# Start of Data for this task
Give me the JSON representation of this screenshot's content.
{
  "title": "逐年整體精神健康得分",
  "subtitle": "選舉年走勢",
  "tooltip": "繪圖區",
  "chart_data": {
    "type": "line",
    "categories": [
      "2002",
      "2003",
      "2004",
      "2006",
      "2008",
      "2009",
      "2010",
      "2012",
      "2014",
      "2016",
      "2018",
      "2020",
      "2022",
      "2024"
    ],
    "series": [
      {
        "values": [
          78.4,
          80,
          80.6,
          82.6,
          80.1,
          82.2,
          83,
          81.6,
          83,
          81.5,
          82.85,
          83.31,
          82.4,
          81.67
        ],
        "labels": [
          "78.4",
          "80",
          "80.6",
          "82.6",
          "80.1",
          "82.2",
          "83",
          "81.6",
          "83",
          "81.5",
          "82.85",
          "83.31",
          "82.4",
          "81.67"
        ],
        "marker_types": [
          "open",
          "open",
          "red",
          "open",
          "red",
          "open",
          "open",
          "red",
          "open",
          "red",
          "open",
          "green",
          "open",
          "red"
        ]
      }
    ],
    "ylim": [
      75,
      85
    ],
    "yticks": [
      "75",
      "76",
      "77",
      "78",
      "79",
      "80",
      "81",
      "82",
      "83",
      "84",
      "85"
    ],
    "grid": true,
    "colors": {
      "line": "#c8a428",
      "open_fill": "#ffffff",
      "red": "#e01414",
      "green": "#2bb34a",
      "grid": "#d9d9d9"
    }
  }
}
# End of Data for this task
# What is required
Type out the material again exactly as presented.

# Solution to the problem
Give me the JSON representation of this screenshot's content.
{
  "title": "逐年整體精神健康得分",
  "subtitle": "選舉年走勢",
  "tooltip": "繪圖區",
  "chart_data": {
    "type": "line",
    "categories": [
      "2002",
      "2003",
      "2004",
      "2006",
      "2008",
      "2009",
      "2010",
      "2012",
      "2014",
      "2016",
      "2018",
      "2020",
      "2022",
      "2024"
    ],
    "series": [
      {
        "values": [
          78.4,
          80,
          80.6,
          82.6,
          80.1,
          82.2,
          83,
          81.6,
          83,
          81.5,
          82.85,
          83.31,
          82.4,
          81.67
        ],
        "labels": [
          "78.4",
          "80",
          "80.6",
          "82.6",
          "80.1",
          "82.2",
          "83",
          "81.6",
          "83",
          "81.5",
          "82.85",
          "83.31",
          "82.4",
          "81.67"
        ],
        "marker_types": [
          "open",
          "open",
          "red",
          "open",
          "red",
          "open",
          "open",
          "red",
          "open",
          "red",
          "open",
          "green",
          "open",
          "red"
        ]
      }
    ],
    "ylim": [
      75,
      85
    ],
    "yticks": [
      "75",
      "76",
      "77",
      "78",
      "79",
      "80",
      "81",
      "82",
      "83",
      "84",
      "85"
    ],
    "grid": true,
    "colors": {
      "line": "#c8a428",
      "open_fill": "#ffffff",
      "red": "#e01414",
      "green": "#2bb34a",
      "grid": "#d9d9d9"
    }
  }
}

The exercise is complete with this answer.